▶ **Dataset items**:

^^^^^^^^^^^^^^^^

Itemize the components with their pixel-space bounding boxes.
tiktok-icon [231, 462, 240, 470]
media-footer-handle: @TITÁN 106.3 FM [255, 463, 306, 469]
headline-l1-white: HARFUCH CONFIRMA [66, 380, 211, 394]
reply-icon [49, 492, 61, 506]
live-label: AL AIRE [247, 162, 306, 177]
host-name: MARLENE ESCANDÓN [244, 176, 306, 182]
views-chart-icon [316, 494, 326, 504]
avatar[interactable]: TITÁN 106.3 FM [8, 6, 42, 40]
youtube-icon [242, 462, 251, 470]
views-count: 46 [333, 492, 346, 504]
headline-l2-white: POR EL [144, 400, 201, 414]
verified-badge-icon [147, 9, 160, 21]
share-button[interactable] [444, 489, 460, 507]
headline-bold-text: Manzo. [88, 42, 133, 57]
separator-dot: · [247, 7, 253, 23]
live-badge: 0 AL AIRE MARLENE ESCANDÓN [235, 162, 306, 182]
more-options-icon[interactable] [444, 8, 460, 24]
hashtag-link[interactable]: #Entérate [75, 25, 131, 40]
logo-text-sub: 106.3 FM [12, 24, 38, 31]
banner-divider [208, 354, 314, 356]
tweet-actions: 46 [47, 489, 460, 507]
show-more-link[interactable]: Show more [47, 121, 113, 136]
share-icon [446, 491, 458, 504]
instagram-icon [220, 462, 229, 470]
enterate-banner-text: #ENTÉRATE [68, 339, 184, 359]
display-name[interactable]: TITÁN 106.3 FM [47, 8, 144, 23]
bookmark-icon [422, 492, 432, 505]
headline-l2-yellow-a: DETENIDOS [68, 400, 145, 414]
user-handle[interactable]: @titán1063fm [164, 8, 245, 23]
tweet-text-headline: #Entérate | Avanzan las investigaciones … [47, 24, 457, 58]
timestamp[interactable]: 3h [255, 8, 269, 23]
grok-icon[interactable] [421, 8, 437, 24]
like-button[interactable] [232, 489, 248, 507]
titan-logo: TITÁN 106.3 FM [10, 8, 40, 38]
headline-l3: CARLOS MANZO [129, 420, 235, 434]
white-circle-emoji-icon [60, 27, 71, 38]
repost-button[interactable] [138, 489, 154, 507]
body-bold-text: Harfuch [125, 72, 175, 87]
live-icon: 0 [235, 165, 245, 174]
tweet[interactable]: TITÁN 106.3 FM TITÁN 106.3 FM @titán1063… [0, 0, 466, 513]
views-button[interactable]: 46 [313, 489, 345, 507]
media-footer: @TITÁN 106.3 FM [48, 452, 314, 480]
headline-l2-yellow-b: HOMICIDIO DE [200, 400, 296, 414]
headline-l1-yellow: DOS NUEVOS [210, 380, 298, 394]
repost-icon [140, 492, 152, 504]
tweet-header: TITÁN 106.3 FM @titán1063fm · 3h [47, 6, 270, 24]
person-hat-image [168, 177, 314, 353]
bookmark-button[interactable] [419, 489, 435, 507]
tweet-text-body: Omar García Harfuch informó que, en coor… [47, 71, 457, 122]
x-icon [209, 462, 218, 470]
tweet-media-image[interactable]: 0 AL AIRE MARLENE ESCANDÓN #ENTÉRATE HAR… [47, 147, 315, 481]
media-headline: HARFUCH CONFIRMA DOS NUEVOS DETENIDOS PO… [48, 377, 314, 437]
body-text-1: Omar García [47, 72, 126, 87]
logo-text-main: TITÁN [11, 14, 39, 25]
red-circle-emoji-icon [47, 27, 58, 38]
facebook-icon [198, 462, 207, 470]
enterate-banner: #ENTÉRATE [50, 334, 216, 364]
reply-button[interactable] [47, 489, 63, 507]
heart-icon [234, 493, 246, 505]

^^^^^^^^^^^^^^^^

List each line of the data that contains the string "body". Letter case must match.

▶ **Finished answer**:
body-bold-text: Harfuch [125, 72, 175, 87]
tweet-text-body: Omar García Harfuch informó que, en coor… [47, 71, 457, 122]
body-text-1: Omar García [47, 72, 126, 87]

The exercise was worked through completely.